Exercise goal → Print the data exactly, leaving nothing out.
-.-.-
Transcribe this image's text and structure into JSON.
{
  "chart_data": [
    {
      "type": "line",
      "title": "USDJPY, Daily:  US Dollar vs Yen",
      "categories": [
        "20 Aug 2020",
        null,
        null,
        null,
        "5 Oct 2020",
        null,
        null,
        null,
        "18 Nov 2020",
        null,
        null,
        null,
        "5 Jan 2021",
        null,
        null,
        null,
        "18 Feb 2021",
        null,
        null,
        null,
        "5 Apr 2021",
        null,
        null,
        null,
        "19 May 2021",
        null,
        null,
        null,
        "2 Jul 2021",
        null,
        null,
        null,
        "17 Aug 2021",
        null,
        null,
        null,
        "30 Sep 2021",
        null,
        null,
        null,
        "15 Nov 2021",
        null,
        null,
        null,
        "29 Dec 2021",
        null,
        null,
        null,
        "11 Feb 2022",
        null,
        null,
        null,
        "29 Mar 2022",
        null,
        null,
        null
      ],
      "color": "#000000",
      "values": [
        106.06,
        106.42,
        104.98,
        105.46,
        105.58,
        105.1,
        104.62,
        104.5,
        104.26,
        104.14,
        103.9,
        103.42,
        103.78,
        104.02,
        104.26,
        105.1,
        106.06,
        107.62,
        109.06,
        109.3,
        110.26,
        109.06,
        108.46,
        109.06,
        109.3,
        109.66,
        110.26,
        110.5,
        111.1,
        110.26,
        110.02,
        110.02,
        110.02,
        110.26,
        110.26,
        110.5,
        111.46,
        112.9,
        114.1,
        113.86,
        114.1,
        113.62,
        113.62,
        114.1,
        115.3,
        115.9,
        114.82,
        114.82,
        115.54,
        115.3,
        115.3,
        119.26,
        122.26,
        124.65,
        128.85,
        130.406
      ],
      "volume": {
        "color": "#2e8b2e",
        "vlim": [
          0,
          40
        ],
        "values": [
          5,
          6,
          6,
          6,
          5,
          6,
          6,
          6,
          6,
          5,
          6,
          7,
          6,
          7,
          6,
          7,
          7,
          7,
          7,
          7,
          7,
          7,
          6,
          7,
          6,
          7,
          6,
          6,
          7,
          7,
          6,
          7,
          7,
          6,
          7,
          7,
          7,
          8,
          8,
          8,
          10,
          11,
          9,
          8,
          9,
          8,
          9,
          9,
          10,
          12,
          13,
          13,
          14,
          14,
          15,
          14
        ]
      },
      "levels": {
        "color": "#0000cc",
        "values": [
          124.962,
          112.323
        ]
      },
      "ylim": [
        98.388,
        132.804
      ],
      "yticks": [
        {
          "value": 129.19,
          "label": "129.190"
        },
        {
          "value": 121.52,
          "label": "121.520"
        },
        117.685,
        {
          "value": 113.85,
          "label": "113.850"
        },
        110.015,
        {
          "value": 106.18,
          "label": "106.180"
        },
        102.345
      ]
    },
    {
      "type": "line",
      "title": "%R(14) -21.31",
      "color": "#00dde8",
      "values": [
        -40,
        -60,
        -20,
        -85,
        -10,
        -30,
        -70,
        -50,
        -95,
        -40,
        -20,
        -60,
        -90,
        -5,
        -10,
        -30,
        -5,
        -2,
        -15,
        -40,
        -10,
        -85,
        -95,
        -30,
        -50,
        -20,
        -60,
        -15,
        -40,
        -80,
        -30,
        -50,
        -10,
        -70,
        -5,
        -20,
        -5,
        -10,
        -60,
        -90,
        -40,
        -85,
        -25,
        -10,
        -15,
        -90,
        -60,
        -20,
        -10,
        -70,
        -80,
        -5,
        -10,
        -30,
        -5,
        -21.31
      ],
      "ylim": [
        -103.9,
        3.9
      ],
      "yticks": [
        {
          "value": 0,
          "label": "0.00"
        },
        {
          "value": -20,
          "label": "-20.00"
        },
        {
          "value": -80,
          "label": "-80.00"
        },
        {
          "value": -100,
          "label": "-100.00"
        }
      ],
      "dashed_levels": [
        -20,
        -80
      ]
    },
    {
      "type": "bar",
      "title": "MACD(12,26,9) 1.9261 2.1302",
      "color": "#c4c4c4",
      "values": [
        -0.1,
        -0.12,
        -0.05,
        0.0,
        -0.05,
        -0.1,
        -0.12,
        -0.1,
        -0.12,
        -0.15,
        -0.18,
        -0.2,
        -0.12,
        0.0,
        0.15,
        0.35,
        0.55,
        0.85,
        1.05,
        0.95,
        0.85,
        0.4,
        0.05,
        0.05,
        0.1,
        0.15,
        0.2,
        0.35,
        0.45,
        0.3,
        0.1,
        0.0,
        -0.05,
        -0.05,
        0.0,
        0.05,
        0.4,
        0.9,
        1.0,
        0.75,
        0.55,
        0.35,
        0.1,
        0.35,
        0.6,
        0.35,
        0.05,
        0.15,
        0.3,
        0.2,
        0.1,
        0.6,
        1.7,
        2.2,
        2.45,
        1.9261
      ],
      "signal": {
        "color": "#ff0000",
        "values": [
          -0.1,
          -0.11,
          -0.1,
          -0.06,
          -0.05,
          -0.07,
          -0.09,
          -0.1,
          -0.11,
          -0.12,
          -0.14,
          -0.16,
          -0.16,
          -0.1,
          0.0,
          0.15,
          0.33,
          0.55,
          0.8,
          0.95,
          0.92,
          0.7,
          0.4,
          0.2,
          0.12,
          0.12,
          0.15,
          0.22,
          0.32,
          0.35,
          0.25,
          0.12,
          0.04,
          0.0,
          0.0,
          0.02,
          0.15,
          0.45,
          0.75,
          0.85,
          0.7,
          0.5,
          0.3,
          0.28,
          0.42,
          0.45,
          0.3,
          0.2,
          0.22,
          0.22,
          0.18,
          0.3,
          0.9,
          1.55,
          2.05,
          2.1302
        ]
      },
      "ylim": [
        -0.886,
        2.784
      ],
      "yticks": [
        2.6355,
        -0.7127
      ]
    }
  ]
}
-.-.-
Result →
Transcribe this image's text and structure into JSON.
{
  "chart_data": [
    {
      "type": "line",
      "title": "USDJPY, Daily:  US Dollar vs Yen",
      "categories": [
        "20 Aug 2020",
        null,
        null,
        null,
        "5 Oct 2020",
        null,
        null,
        null,
        "18 Nov 2020",
        null,
        null,
        null,
        "5 Jan 2021",
        null,
        null,
        null,
        "18 Feb 2021",
        null,
        null,
        null,
        "5 Apr 2021",
        null,
        null,
        null,
        "19 May 2021",
        null,
        null,
        null,
        "2 Jul 2021",
        null,
        null,
        null,
        "17 Aug 2021",
        null,
        null,
        null,
        "30 Sep 2021",
        null,
        null,
        null,
        "15 Nov 2021",
        null,
        null,
        null,
        "29 Dec 2021",
        null,
        null,
        null,
        "11 Feb 2022",
        null,
        null,
        null,
        "29 Mar 2022",
        null,
        null,
        null
      ],
      "color": "#000000",
      "values": [
        106.06,
        106.42,
        104.98,
        105.46,
        105.58,
        105.1,
        104.62,
        104.5,
        104.26,
        104.14,
        103.9,
        103.42,
        103.78,
        104.02,
        104.26,
        105.1,
        106.06,
        107.62,
        109.06,
        109.3,
        110.26,
        109.06,
        108.46,
        109.06,
        109.3,
        109.66,
        110.26,
        110.5,
        111.1,
        110.26,
        110.02,
        110.02,
        110.02,
        110.26,
        110.26,
        110.5,
        111.46,
        112.9,
        114.1,
        113.86,
        114.1,
        113.62,
        113.62,
        114.1,
        115.3,
        115.9,
        114.82,
        114.82,
        115.54,
        115.3,
        115.3,
        119.26,
        122.26,
        124.65,
        128.85,
        130.406
      ],
      "volume": {
        "color": "#2e8b2e",
        "vlim": [
          0,
          40
        ],
        "values": [
          5,
          6,
          6,
          6,
          5,
          6,
          6,
          6,
          6,
          5,
          6,
          7,
          6,
          7,
          6,
          7,
          7,
          7,
          7,
          7,
          7,
          7,
          6,
          7,
          6,
          7,
          6,
          6,
          7,
          7,
          6,
          7,
          7,
          6,
          7,
          7,
          7,
          8,
          8,
          8,
          10,
          11,
          9,
          8,
          9,
          8,
          9,
          9,
          10,
          12,
          13,
          13,
          14,
          14,
          15,
          14
        ]
      },
      "levels": {
        "color": "#0000cc",
        "values": [
          124.962,
          112.323
        ]
      },
      "ylim": [
        98.388,
        132.804
      ],
      "yticks": [
        {
          "value": 129.19,
          "label": "129.190"
        },
        {
          "value": 121.52,
          "label": "121.520"
        },
        117.685,
        {
          "value": 113.85,
          "label": "113.850"
        },
        110.015,
        {
          "value": 106.18,
          "label": "106.180"
        },
        102.345
      ]
    },
    {
      "type": "line",
      "title": "%R(14) -21.31",
      "color": "#00dde8",
      "values": [
        -40,
        -60,
        -20,
        -85,
        -10,
        -30,
        -70,
        -50,
        -95,
        -40,
        -20,
        -60,
        -90,
        -5,
        -10,
        -30,
        -5,
        -2,
        -15,
        -40,
        -10,
        -85,
        -95,
        -30,
        -50,
        -20,
        -60,
        -15,
        -40,
        -80,
        -30,
        -50,
        -10,
        -70,
        -5,
        -20,
        -5,
        -10,
        -60,
        -90,
        -40,
        -85,
        -25,
        -10,
        -15,
        -90,
        -60,
        -20,
        -10,
        -70,
        -80,
        -5,
        -10,
        -30,
        -5,
        -21.31
      ],
      "ylim": [
        -103.9,
        3.9
      ],
      "yticks": [
        {
          "value": 0,
          "label": "0.00"
        },
        {
          "value": -20,
          "label": "-20.00"
        },
        {
          "value": -80,
          "label": "-80.00"
        },
        {
          "value": -100,
          "label": "-100.00"
        }
      ],
      "dashed_levels": [
        -20,
        -80
      ]
    },
    {
      "type": "bar",
      "title": "MACD(12,26,9) 1.9261 2.1302",
      "color": "#c4c4c4",
      "values": [
        -0.1,
        -0.12,
        -0.05,
        0.0,
        -0.05,
        -0.1,
        -0.12,
        -0.1,
        -0.12,
        -0.15,
        -0.18,
        -0.2,
        -0.12,
        0.0,
        0.15,
        0.35,
        0.55,
        0.85,
        1.05,
        0.95,
        0.85,
        0.4,
        0.05,
        0.05,
        0.1,
        0.15,
        0.2,
        0.35,
        0.45,
        0.3,
        0.1,
        0.0,
        -0.05,
        -0.05,
        0.0,
        0.05,
        0.4,
        0.9,
        1.0,
        0.75,
        0.55,
        0.35,
        0.1,
        0.35,
        0.6,
        0.35,
        0.05,
        0.15,
        0.3,
        0.2,
        0.1,
        0.6,
        1.7,
        2.2,
        2.45,
        1.9261
      ],
      "signal": {
        "color": "#ff0000",
        "values": [
          -0.1,
          -0.11,
          -0.1,
          -0.06,
          -0.05,
          -0.07,
          -0.09,
          -0.1,
          -0.11,
          -0.12,
          -0.14,
          -0.16,
          -0.16,
          -0.1,
          0.0,
          0.15,
          0.33,
          0.55,
          0.8,
          0.95,
          0.92,
          0.7,
          0.4,
          0.2,
          0.12,
          0.12,
          0.15,
          0.22,
          0.32,
          0.35,
          0.25,
          0.12,
          0.04,
          0.0,
          0.0,
          0.02,
          0.15,
          0.45,
          0.75,
          0.85,
          0.7,
          0.5,
          0.3,
          0.28,
          0.42,
          0.45,
          0.3,
          0.2,
          0.22,
          0.22,
          0.18,
          0.3,
          0.9,
          1.55,
          2.05,
          2.1302
        ]
      },
      "ylim": [
        -0.886,
        2.784
      ],
      "yticks": [
        2.6355,
        -0.7127
      ]
    }
  ]
}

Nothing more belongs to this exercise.